### WHAT TO WORK ON
Return each line of the listing that contains the string "Management".

### ENTRIES PROVIDED
·····

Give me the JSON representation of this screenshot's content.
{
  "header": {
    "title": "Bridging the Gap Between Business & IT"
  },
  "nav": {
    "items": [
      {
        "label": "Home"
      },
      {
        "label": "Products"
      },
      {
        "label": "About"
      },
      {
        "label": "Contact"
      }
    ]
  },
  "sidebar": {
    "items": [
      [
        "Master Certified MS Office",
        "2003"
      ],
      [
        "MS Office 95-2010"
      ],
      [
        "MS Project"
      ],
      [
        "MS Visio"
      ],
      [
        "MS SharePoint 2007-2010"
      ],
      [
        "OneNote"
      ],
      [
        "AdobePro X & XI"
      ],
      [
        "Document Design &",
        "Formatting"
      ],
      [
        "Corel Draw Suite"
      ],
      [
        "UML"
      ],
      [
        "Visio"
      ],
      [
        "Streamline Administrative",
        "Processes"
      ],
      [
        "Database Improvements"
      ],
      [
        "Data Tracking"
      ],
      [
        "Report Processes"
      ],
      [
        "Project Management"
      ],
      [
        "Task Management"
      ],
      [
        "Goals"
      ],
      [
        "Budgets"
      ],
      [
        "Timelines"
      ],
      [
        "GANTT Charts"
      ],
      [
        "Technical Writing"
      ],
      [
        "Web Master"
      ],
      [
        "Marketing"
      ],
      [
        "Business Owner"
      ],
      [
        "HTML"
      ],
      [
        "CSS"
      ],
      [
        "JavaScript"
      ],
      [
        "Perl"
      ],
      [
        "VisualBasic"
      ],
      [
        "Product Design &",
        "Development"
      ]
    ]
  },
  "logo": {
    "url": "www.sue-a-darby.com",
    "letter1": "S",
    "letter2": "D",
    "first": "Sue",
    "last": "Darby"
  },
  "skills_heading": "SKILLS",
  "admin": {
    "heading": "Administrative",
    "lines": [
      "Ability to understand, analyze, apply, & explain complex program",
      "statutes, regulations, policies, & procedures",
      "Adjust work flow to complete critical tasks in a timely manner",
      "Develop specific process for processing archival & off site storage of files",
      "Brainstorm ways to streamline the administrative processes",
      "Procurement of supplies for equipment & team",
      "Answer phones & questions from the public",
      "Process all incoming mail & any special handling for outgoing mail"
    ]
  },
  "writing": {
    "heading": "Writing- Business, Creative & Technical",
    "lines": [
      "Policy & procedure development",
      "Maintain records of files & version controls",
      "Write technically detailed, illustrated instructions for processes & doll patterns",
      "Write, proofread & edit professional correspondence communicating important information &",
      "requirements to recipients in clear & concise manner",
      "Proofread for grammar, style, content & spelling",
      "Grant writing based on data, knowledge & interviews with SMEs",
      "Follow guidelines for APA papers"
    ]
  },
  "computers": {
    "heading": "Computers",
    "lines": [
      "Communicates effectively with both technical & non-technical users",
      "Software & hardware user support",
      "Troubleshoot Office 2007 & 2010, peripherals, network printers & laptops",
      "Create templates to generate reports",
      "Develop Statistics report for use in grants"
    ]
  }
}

·····

### RESPONSE TO THE TASK
        "Project Management"
        "Task Management"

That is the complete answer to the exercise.